Data records:
+ + + +
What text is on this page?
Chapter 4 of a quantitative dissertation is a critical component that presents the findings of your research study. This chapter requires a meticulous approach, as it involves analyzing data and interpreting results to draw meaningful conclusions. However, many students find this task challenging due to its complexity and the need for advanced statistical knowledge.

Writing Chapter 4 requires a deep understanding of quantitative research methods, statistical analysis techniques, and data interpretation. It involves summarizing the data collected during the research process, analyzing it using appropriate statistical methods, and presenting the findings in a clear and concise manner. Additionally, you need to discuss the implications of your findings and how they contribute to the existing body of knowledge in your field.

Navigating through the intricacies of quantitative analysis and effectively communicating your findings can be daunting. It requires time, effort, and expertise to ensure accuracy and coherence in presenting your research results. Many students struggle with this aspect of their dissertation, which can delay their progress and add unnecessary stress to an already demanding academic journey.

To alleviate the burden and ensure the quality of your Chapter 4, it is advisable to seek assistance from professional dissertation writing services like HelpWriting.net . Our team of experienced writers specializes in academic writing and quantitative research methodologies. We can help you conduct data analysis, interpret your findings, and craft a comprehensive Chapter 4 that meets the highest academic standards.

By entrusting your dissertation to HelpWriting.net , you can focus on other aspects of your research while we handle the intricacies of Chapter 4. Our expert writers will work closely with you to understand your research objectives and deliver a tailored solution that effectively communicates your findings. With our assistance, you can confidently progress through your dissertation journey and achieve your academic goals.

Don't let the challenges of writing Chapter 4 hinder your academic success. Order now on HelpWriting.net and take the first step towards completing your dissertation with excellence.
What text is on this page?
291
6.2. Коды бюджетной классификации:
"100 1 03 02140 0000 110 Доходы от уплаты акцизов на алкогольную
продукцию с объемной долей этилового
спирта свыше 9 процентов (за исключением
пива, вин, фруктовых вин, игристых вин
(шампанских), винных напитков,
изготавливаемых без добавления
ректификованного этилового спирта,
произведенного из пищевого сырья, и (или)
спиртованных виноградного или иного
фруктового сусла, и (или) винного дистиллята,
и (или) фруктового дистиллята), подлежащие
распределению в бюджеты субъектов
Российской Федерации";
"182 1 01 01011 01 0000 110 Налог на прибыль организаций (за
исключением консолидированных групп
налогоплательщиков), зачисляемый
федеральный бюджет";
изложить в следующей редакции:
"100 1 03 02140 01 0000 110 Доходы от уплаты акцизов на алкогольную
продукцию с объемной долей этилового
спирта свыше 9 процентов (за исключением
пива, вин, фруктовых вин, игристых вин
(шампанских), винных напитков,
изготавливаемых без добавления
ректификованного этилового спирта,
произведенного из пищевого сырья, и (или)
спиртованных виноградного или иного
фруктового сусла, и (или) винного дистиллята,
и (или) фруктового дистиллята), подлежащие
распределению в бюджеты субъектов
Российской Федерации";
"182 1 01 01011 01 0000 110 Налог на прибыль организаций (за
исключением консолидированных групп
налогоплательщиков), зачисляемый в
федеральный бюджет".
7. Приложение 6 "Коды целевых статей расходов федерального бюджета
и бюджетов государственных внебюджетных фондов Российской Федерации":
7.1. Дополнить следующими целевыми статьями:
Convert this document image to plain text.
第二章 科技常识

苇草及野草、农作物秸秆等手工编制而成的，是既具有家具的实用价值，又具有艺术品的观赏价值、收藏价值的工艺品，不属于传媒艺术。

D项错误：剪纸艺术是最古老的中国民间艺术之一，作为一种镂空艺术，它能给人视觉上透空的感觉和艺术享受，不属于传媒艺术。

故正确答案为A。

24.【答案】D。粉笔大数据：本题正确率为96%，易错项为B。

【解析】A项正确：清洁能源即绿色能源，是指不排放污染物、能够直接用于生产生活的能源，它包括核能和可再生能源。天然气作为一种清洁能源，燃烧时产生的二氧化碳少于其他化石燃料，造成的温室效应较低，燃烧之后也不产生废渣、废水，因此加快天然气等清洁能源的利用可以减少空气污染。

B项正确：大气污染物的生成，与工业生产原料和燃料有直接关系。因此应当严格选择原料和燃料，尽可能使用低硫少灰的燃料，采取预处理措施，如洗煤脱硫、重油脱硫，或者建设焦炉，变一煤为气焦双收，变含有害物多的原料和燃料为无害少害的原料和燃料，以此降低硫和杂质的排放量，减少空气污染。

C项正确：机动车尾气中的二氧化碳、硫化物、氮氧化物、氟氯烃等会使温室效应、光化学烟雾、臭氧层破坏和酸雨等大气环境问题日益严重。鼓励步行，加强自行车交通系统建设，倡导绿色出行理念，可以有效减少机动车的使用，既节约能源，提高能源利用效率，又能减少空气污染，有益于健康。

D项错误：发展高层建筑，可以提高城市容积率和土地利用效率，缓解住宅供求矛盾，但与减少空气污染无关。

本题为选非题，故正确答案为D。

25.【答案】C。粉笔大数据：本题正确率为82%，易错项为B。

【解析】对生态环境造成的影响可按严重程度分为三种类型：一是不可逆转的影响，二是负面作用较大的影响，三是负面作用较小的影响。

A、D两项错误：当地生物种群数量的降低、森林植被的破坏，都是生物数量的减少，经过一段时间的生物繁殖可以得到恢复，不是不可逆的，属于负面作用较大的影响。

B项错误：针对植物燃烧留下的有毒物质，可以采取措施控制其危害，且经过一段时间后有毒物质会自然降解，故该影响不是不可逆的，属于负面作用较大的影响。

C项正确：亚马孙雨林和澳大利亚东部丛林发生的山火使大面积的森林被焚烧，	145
+ + + +
Find the line containing "Convert this document image to plain text." in the material above. Print it and every line after it through the end, exactly and only those.

Convert this document image to plain text.
第二章 科技常识

苇草及野草、农作物秸秆等手工编制而成的，是既具有家具的实用价值，又具有艺术品的观赏价值、收藏价值的工艺品，不属于传媒艺术。

D项错误：剪纸艺术是最古老的中国民间艺术之一，作为一种镂空艺术，它能给人视觉上透空的感觉和艺术享受，不属于传媒艺术。

故正确答案为A。

24.【答案】D。粉笔大数据：本题正确率为96%，易错项为B。

【解析】A项正确：清洁能源即绿色能源，是指不排放污染物、能够直接用于生产生活的能源，它包括核能和可再生能源。天然气作为一种清洁能源，燃烧时产生的二氧化碳少于其他化石燃料，造成的温室效应较低，燃烧之后也不产生废渣、废水，因此加快天然气等清洁能源的利用可以减少空气污染。

B项正确：大气污染物的生成，与工业生产原料和燃料有直接关系。因此应当严格选择原料和燃料，尽可能使用低硫少灰的燃料，采取预处理措施，如洗煤脱硫、重油脱硫，或者建设焦炉，变一煤为气焦双收，变含有害物多的原料和燃料为无害少害的原料和燃料，以此降低硫和杂质的排放量，减少空气污染。

C项正确：机动车尾气中的二氧化碳、硫化物、氮氧化物、氟氯烃等会使温室效应、光化学烟雾、臭氧层破坏和酸雨等大气环境问题日益严重。鼓励步行，加强自行车交通系统建设，倡导绿色出行理念，可以有效减少机动车的使用，既节约能源，提高能源利用效率，又能减少空气污染，有益于健康。

D项错误：发展高层建筑，可以提高城市容积率和土地利用效率，缓解住宅供求矛盾，但与减少空气污染无关。

本题为选非题，故正确答案为D。

25.【答案】C。粉笔大数据：本题正确率为82%，易错项为B。

【解析】对生态环境造成的影响可按严重程度分为三种类型：一是不可逆转的影响，二是负面作用较大的影响，三是负面作用较小的影响。

A、D两项错误：当地生物种群数量的降低、森林植被的破坏，都是生物数量的减少，经过一段时间的生物繁殖可以得到恢复，不是不可逆的，属于负面作用较大的影响。

B项错误：针对植物燃烧留下的有毒物质，可以采取措施控制其危害，且经过一段时间后有毒物质会自然降解，故该影响不是不可逆的，属于负面作用较大的影响。

C项正确：亚马孙雨林和澳大利亚东部丛林发生的山火使大面积的森林被焚烧，	145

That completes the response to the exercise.